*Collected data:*
◇ ◇ ◇ ◇ ◇

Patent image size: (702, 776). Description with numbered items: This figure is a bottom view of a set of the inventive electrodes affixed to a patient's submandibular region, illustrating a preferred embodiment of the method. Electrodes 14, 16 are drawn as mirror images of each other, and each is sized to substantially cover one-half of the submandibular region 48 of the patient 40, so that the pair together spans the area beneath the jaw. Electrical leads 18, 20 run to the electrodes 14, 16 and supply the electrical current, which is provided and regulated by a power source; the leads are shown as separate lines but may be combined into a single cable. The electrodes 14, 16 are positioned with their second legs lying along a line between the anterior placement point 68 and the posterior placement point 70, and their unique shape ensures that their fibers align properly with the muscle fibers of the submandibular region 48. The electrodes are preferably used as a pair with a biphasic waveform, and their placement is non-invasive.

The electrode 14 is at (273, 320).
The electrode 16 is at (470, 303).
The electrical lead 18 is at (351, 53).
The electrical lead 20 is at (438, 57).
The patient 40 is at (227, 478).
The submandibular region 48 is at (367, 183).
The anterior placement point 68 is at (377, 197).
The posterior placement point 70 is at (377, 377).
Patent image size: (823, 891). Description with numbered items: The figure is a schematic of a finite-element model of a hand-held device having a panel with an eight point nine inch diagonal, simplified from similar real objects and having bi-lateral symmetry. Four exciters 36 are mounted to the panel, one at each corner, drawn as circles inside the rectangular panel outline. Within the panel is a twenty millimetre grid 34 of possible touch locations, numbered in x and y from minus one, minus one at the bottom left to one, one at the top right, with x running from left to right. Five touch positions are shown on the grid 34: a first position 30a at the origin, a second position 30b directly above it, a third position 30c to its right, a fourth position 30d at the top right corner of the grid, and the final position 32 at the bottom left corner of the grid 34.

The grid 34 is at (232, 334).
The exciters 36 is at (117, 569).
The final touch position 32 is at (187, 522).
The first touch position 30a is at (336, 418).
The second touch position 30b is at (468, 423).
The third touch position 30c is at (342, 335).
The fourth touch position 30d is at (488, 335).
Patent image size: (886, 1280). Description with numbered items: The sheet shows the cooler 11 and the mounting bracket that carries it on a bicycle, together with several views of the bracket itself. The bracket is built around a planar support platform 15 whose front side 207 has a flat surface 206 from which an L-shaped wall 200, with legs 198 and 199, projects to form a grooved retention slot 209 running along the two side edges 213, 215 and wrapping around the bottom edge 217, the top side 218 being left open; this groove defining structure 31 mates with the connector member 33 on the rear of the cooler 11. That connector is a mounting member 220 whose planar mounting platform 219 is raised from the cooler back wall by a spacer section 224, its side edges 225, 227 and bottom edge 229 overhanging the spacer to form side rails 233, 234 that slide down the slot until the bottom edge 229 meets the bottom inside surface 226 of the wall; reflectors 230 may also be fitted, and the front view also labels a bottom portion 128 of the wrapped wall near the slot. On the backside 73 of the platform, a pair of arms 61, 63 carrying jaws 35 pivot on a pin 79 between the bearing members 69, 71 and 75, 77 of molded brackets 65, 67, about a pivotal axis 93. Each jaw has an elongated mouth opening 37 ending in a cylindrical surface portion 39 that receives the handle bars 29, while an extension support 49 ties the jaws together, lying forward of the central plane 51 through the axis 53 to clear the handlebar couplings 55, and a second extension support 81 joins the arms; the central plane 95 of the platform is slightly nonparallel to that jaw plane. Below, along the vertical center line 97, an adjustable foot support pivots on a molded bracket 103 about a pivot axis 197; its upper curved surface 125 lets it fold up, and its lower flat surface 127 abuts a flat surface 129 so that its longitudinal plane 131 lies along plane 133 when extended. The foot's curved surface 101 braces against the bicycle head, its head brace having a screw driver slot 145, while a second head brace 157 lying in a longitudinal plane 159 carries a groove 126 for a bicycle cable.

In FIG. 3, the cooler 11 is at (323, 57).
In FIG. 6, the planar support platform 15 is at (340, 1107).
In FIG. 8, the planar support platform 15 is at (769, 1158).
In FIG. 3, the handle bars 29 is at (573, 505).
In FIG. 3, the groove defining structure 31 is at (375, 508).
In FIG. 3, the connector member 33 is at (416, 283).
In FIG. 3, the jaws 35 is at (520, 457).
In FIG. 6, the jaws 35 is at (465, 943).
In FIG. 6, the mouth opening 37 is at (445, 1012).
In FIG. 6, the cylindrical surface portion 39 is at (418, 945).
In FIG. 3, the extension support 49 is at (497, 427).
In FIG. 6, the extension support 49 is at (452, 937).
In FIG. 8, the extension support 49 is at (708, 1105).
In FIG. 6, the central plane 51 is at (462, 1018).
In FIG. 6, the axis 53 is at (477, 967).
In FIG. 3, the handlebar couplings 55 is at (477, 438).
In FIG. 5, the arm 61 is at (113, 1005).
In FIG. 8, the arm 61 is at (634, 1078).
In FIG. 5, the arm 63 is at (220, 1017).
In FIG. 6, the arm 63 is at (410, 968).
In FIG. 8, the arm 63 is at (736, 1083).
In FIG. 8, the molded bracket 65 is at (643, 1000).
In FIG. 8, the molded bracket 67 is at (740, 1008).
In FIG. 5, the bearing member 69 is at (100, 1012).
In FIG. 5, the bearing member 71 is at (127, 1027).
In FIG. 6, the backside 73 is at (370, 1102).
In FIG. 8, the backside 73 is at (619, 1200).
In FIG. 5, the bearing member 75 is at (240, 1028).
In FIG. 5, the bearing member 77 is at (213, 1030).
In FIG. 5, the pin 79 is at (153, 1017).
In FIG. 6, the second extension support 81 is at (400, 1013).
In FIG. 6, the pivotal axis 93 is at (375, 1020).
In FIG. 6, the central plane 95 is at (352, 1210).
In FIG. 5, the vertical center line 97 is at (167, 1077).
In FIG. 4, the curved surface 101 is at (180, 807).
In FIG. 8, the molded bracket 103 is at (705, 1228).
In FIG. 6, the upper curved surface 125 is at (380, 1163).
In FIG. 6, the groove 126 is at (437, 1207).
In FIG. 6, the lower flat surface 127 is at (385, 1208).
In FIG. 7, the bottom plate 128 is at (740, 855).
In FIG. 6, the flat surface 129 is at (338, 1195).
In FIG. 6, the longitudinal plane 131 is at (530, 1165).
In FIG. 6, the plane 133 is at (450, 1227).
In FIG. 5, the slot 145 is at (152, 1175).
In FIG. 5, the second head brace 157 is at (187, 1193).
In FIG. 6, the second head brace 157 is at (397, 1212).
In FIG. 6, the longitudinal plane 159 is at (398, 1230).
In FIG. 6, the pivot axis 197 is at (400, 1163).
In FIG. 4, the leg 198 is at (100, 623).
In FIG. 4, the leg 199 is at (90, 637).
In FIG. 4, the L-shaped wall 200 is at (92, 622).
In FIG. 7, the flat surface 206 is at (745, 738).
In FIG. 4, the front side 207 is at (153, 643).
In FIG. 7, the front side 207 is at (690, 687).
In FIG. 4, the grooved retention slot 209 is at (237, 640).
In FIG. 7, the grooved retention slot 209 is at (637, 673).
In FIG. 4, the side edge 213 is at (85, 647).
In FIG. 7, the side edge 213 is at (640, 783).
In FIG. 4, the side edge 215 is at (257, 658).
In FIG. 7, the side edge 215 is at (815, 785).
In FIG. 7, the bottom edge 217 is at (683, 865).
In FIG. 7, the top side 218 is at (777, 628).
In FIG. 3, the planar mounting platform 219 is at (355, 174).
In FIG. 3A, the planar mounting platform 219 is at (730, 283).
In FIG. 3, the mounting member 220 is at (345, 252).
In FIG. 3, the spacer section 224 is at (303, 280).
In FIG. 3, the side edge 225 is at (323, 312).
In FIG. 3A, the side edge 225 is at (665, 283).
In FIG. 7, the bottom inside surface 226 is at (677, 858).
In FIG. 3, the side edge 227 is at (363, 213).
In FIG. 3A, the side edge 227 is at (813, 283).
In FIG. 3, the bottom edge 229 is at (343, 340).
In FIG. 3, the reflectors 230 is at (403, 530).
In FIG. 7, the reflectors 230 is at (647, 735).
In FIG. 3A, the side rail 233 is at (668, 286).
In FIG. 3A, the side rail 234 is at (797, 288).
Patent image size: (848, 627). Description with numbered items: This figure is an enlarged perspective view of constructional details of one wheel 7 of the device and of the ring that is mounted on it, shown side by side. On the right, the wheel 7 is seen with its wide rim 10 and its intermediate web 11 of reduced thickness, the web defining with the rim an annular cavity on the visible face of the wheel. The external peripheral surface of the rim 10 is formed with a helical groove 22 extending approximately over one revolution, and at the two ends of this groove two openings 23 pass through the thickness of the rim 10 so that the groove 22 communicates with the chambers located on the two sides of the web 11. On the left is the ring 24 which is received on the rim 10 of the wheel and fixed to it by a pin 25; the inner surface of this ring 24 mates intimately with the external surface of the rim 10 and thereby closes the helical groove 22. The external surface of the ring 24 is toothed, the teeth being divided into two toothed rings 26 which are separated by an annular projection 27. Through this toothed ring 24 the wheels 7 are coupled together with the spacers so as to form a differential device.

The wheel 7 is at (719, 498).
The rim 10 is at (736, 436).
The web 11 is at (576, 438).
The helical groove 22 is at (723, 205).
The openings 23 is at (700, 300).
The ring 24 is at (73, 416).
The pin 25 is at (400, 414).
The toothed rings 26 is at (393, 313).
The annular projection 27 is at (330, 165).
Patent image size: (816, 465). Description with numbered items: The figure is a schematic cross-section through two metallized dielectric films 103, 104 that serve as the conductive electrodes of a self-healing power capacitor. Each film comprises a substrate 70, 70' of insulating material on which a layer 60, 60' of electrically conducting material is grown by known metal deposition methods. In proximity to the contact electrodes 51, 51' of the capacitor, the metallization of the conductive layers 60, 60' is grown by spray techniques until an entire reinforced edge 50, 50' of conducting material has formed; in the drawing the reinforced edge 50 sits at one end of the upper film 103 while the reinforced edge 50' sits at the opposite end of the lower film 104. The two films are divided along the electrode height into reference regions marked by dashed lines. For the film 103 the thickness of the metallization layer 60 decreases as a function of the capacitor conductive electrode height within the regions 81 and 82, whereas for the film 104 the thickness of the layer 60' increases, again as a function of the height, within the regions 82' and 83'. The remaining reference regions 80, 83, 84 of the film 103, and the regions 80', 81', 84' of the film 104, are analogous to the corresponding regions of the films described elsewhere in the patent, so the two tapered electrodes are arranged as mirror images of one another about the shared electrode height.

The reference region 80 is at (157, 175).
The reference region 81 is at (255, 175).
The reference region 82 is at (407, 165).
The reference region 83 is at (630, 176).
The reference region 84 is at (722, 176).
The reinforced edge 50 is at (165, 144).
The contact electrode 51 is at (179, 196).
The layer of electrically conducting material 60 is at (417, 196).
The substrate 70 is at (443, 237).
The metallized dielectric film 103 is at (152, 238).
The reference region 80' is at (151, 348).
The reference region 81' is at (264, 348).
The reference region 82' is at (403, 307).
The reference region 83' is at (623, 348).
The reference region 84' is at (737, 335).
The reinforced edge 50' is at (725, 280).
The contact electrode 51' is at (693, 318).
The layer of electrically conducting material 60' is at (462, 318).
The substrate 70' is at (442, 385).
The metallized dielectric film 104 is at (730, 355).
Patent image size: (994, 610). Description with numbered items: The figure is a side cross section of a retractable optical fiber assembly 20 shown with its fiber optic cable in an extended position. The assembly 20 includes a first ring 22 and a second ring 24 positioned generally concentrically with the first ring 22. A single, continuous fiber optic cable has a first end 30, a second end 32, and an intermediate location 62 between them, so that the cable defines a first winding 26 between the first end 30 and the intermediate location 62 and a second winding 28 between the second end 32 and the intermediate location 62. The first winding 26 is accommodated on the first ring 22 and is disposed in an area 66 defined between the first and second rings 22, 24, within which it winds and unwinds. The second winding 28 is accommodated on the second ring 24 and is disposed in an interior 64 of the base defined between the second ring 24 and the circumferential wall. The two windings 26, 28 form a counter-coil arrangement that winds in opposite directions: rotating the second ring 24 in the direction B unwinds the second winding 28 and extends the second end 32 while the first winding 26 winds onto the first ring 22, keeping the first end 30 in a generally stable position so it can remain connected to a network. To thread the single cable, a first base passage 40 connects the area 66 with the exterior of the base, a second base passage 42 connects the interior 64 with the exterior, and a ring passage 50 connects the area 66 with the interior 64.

◇ ◇ ◇ ◇ ◇

*Stated goal:* Could you copy the data word for word, starting at the line that contains "Patent image size: (823, 891)." and stopping after the line that contains "The grid 34 is at (232, 334)."?

*Final result:*
Patent image size: (823, 891). Description with numbered items: The figure is a schematic of a finite-element model of a hand-held device having a panel with an eight point nine inch diagonal, simplified from similar real objects and having bi-lateral symmetry. Four exciters 36 are mounted to the panel, one at each corner, drawn as circles inside the rectangular panel outline. Within the panel is a twenty millimetre grid 34 of possible touch locations, numbered in x and y from minus one, minus one at the bottom left to one, one at the top right, with x running from left to right. Five touch positions are shown on the grid 34: a first position 30a at the origin, a second position 30b directly above it, a third position 30c to its right, a fourth position 30d at the top right corner of the grid, and the final position 32 at the bottom left corner of the grid 34.

The grid 34 is at (232, 334).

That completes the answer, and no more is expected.